──────── PASSAGE GIVEN

It’s a move that forces our migrant friends and neighbours into destitution as they try to survive on the meagre amount of £37.75 per week provided through asylum support. It snatches them from their homes, locks them up and sends them to countries where their lives are in danger. To be silent on fortress Europe and UK borders is to be complicit in its violence.

We’re organising against the hostile environment today because its existence dehumanises us all, but also because it’s inherently linked to climate breakdown. Both have the same root: a system based on structural racism and historic and ongoing colonialism, which benefits a small elite at the expense of the lives of black and brown people.

We can have no climate justice without migrant justice. To me, it seems as though both our broken energy system and the hostile environment work only for the profit of big companies. Drax receives over £2m a day in public subsidies to burn millions of trees and drive us further towards climate breakdown, according to its 2017 annual report, while Serco’s contract to run Yarl’s Wood detention centre is worth £70m.

We need a renewables-based energy system that works for people, and an immigration system that allows friends and neighbours to live their lives in our communities with dignity and respect. We need to organise against the destructive, divisive politics our new right-wing government represents, working alongside migrant communities who have been effectively organising for decades.

With today’s protests we’ve taken a small step towards that end, but it is the beginning of a long process. By the end of October, the home secretary will have be in post for three months, and Brexit will have brought the status of migrants back into focus.

If nothing has changed by then, the government and companies behind the hostile environment should expect further action from climate groups, as part of a growing movement of people determined to stand by our migrant friends and neighbours.

────────────────

| PROBLEMS TO SOLVE |
A. How much per week does asylum support provide, according to the passage on migrant and climate justice?
B. Rewrite the stretch of the records from the line containing "card heading: No owner assigned bbox=[145, 502, 344, 528]" through the end of the records as a numbered list, leaving out any blank lines.

──────── AVAILABLE RECORDS

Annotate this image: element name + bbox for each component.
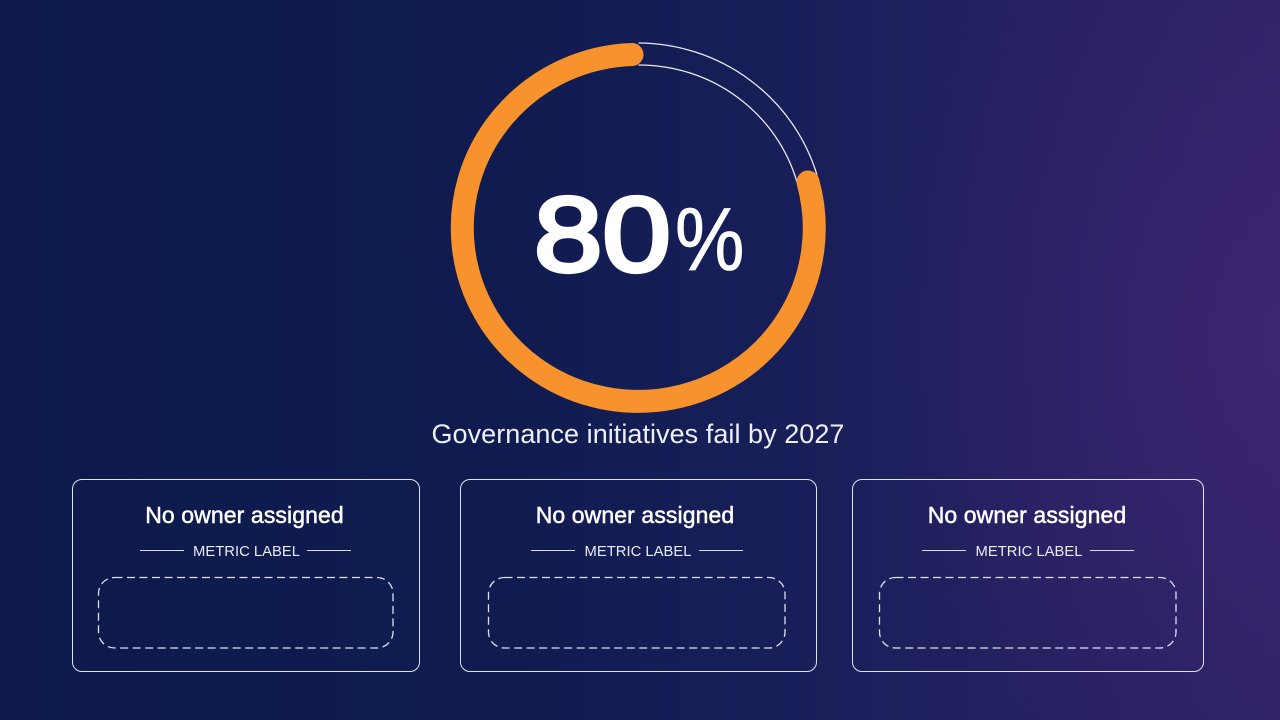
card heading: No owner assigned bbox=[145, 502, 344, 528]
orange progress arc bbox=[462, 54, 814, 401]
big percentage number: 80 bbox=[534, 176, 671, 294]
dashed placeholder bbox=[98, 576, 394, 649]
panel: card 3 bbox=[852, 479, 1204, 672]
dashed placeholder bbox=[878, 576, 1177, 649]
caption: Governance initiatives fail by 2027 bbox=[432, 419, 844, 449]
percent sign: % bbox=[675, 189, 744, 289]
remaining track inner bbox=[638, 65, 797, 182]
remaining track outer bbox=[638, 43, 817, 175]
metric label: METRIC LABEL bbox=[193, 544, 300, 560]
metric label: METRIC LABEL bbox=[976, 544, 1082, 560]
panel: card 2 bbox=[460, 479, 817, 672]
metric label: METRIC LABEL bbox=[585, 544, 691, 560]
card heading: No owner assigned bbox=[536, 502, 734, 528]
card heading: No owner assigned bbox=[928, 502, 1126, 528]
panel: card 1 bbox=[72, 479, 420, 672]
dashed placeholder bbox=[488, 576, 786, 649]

────────────────

| RESPONSES TO THE EXERCISE |
A. £37.75 per week.

B.
1. card heading: No owner assigned bbox=[145, 502, 344, 528]
2. orange progress arc bbox=[462, 54, 814, 401]
3. big percentage number: 80 bbox=[534, 176, 671, 294]
4. dashed placeholder bbox=[98, 576, 394, 649]
5. panel: card 3 bbox=[852, 479, 1204, 672]
6. dashed placeholder bbox=[878, 576, 1177, 649]
7. caption: Governance initiatives fail by 2027 bbox=[432, 419, 844, 449]
8. percent sign: % bbox=[675, 189, 744, 289]
9. remaining track inner bbox=[638, 65, 797, 182]
10. remaining track outer bbox=[638, 43, 817, 175]
11. metric label: METRIC LABEL bbox=[193, 544, 300, 560]
12. metric label: METRIC LABEL bbox=[976, 544, 1082, 560]
13. panel: card 2 bbox=[460, 479, 817, 672]
14. metric label: METRIC LABEL bbox=[585, 544, 691, 560]
15. card heading: No owner assigned bbox=[536, 502, 734, 528]
16. card heading: No owner assigned bbox=[928, 502, 1126, 528]
17. panel: card 1 bbox=[72, 479, 420, 672]
18. dashed placeholder bbox=[488, 576, 786, 649]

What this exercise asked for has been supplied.